[Problem to solve]: Return every line of the data below word for word, with nothing changed.
## start Input records
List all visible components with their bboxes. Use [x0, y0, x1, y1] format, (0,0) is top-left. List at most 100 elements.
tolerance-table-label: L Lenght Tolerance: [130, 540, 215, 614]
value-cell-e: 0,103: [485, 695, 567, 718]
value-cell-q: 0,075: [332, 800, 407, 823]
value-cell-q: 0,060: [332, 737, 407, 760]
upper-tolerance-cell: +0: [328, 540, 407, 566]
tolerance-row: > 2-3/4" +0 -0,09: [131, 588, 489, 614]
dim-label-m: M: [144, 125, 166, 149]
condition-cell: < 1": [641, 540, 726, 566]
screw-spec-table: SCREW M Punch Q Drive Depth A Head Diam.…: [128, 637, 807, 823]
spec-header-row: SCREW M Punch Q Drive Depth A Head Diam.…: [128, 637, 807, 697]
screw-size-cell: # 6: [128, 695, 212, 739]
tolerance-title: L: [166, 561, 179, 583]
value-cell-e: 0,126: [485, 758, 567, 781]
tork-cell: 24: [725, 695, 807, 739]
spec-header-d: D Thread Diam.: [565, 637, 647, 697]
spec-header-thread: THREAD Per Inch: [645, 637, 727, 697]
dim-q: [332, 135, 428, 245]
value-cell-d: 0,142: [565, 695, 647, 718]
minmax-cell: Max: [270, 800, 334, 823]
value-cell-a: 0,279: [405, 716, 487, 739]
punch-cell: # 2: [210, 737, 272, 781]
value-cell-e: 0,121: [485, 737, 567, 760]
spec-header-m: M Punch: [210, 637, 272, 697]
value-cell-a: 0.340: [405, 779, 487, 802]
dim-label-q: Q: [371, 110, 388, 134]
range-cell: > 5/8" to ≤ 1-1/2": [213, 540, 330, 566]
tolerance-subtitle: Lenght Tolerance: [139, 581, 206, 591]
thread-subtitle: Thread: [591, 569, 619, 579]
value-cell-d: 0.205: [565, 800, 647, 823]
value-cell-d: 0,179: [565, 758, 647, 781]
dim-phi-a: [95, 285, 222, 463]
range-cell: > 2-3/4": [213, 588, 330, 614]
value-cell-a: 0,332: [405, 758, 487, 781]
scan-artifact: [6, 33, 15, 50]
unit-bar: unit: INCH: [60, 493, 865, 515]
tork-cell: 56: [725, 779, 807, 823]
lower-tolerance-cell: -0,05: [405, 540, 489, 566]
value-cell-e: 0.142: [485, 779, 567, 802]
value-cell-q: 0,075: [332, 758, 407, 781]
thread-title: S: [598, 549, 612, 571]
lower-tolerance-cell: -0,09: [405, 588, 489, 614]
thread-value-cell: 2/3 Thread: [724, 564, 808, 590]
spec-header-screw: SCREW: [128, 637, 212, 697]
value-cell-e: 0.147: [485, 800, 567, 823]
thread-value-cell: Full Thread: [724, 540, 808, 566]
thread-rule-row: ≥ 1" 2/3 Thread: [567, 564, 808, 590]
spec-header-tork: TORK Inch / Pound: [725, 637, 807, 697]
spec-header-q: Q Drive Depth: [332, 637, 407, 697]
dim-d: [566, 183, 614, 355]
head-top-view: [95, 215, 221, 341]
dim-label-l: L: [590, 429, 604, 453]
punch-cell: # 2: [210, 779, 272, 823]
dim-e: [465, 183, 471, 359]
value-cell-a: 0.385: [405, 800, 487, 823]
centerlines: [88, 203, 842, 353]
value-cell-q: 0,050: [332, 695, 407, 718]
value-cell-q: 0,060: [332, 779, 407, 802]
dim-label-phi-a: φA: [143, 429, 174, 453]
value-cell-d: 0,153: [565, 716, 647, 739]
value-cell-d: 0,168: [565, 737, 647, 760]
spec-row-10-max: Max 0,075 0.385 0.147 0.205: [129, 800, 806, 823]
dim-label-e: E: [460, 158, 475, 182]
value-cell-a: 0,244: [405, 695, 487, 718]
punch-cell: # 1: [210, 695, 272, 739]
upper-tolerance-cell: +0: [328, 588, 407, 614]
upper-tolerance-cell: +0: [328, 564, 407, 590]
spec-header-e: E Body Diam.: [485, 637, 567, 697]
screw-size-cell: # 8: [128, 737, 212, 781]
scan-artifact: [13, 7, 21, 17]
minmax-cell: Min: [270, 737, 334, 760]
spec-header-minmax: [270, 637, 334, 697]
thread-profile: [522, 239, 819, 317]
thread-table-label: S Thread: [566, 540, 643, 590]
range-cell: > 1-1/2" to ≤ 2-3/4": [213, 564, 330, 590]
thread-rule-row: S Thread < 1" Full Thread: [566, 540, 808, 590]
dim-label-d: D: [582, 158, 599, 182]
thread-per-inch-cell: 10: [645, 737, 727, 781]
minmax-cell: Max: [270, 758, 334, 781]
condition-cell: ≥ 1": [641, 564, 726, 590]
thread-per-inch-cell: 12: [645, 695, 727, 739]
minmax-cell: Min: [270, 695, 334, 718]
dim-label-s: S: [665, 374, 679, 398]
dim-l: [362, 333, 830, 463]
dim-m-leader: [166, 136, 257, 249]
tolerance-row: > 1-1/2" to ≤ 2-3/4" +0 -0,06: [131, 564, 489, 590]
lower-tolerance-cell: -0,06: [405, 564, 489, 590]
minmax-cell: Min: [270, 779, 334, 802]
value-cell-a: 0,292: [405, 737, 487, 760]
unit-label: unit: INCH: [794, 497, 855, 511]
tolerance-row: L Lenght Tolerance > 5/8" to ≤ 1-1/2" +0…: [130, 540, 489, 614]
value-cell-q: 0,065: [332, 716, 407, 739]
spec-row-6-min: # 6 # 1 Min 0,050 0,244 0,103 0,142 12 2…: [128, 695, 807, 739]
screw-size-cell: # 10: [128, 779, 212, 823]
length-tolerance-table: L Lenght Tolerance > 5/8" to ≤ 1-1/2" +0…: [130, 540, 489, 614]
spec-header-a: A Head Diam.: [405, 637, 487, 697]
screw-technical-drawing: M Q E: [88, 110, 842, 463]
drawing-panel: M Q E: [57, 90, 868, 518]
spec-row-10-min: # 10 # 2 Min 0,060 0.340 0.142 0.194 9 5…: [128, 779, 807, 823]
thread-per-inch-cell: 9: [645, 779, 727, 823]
## end Input records
[The answer]:
List all visible components with their bboxes. Use [x0, y0, x1, y1] format, (0,0) is top-left. List at most 100 elements.
tolerance-table-label: L Lenght Tolerance: [130, 540, 215, 614]
value-cell-e: 0,103: [485, 695, 567, 718]
value-cell-q: 0,075: [332, 800, 407, 823]
value-cell-q: 0,060: [332, 737, 407, 760]
upper-tolerance-cell: +0: [328, 540, 407, 566]
tolerance-row: > 2-3/4" +0 -0,09: [131, 588, 489, 614]
dim-label-m: M: [144, 125, 166, 149]
condition-cell: < 1": [641, 540, 726, 566]
screw-spec-table: SCREW M Punch Q Drive Depth A Head Diam.…: [128, 637, 807, 823]
spec-header-row: SCREW M Punch Q Drive Depth A Head Diam.…: [128, 637, 807, 697]
screw-size-cell: # 6: [128, 695, 212, 739]
tolerance-title: L: [166, 561, 179, 583]
value-cell-e: 0,126: [485, 758, 567, 781]
tork-cell: 24: [725, 695, 807, 739]
spec-header-d: D Thread Diam.: [565, 637, 647, 697]
spec-header-thread: THREAD Per Inch: [645, 637, 727, 697]
dim-q: [332, 135, 428, 245]
value-cell-d: 0,142: [565, 695, 647, 718]
minmax-cell: Max: [270, 800, 334, 823]
value-cell-a: 0,279: [405, 716, 487, 739]
punch-cell: # 2: [210, 737, 272, 781]
value-cell-e: 0,121: [485, 737, 567, 760]
spec-header-m: M Punch: [210, 637, 272, 697]
value-cell-a: 0.340: [405, 779, 487, 802]
dim-label-q: Q: [371, 110, 388, 134]
range-cell: > 5/8" to ≤ 1-1/2": [213, 540, 330, 566]
tolerance-subtitle: Lenght Tolerance: [139, 581, 206, 591]
thread-subtitle: Thread: [591, 569, 619, 579]
value-cell-d: 0.205: [565, 800, 647, 823]
value-cell-d: 0,179: [565, 758, 647, 781]
dim-phi-a: [95, 285, 222, 463]
range-cell: > 2-3/4": [213, 588, 330, 614]
value-cell-a: 0,332: [405, 758, 487, 781]
scan-artifact: [6, 33, 15, 50]
unit-bar: unit: INCH: [60, 493, 865, 515]
tork-cell: 56: [725, 779, 807, 823]
lower-tolerance-cell: -0,05: [405, 540, 489, 566]
value-cell-e: 0.142: [485, 779, 567, 802]
value-cell-q: 0,075: [332, 758, 407, 781]
thread-title: S: [598, 549, 612, 571]
lower-tolerance-cell: -0,09: [405, 588, 489, 614]
thread-value-cell: 2/3 Thread: [724, 564, 808, 590]
spec-header-screw: SCREW: [128, 637, 212, 697]
value-cell-e: 0.147: [485, 800, 567, 823]
thread-value-cell: Full Thread: [724, 540, 808, 566]
thread-rule-row: ≥ 1" 2/3 Thread: [567, 564, 808, 590]
spec-header-tork: TORK Inch / Pound: [725, 637, 807, 697]
spec-header-q: Q Drive Depth: [332, 637, 407, 697]
dim-d: [566, 183, 614, 355]
head-top-view: [95, 215, 221, 341]
dim-label-l: L: [590, 429, 604, 453]
punch-cell: # 2: [210, 779, 272, 823]
dim-e: [465, 183, 471, 359]
value-cell-a: 0.385: [405, 800, 487, 823]
centerlines: [88, 203, 842, 353]
value-cell-q: 0,050: [332, 695, 407, 718]
value-cell-q: 0,060: [332, 779, 407, 802]
dim-label-phi-a: φA: [143, 429, 174, 453]
value-cell-d: 0,153: [565, 716, 647, 739]
value-cell-d: 0,168: [565, 737, 647, 760]
spec-row-10-max: Max 0,075 0.385 0.147 0.205: [129, 800, 806, 823]
dim-label-e: E: [460, 158, 475, 182]
value-cell-a: 0,244: [405, 695, 487, 718]
punch-cell: # 1: [210, 695, 272, 739]
upper-tolerance-cell: +0: [328, 588, 407, 614]
upper-tolerance-cell: +0: [328, 564, 407, 590]
spec-header-e: E Body Diam.: [485, 637, 567, 697]
screw-size-cell: # 8: [128, 737, 212, 781]
scan-artifact: [13, 7, 21, 17]
minmax-cell: Min: [270, 737, 334, 760]
spec-header-minmax: [270, 637, 334, 697]
thread-profile: [522, 239, 819, 317]
thread-table-label: S Thread: [566, 540, 643, 590]
range-cell: > 1-1/2" to ≤ 2-3/4": [213, 564, 330, 590]
thread-rule-row: S Thread < 1" Full Thread: [566, 540, 808, 590]
dim-label-d: D: [582, 158, 599, 182]
thread-per-inch-cell: 10: [645, 737, 727, 781]
minmax-cell: Max: [270, 758, 334, 781]
condition-cell: ≥ 1": [641, 564, 726, 590]
thread-per-inch-cell: 12: [645, 695, 727, 739]
minmax-cell: Min: [270, 695, 334, 718]
dim-label-s: S: [665, 374, 679, 398]
dim-l: [362, 333, 830, 463]
dim-m-leader: [166, 136, 257, 249]
tolerance-row: > 1-1/2" to ≤ 2-3/4" +0 -0,06: [131, 564, 489, 590]
lower-tolerance-cell: -0,06: [405, 564, 489, 590]
minmax-cell: Min: [270, 779, 334, 802]
value-cell-a: 0,292: [405, 737, 487, 760]
unit-label: unit: INCH: [794, 497, 855, 511]
tolerance-row: L Lenght Tolerance > 5/8" to ≤ 1-1/2" +0…: [130, 540, 489, 614]
value-cell-q: 0,065: [332, 716, 407, 739]
spec-row-6-min: # 6 # 1 Min 0,050 0,244 0,103 0,142 12 2…: [128, 695, 807, 739]
screw-size-cell: # 10: [128, 779, 212, 823]
length-tolerance-table: L Lenght Tolerance > 5/8" to ≤ 1-1/2" +0…: [130, 540, 489, 614]
spec-header-a: A Head Diam.: [405, 637, 487, 697]
screw-technical-drawing: M Q E: [88, 110, 842, 463]
drawing-panel: M Q E: [57, 90, 868, 518]
spec-row-10-min: # 10 # 2 Min 0,060 0.340 0.142 0.194 9 5…: [128, 779, 807, 823]
thread-per-inch-cell: 9: [645, 779, 727, 823]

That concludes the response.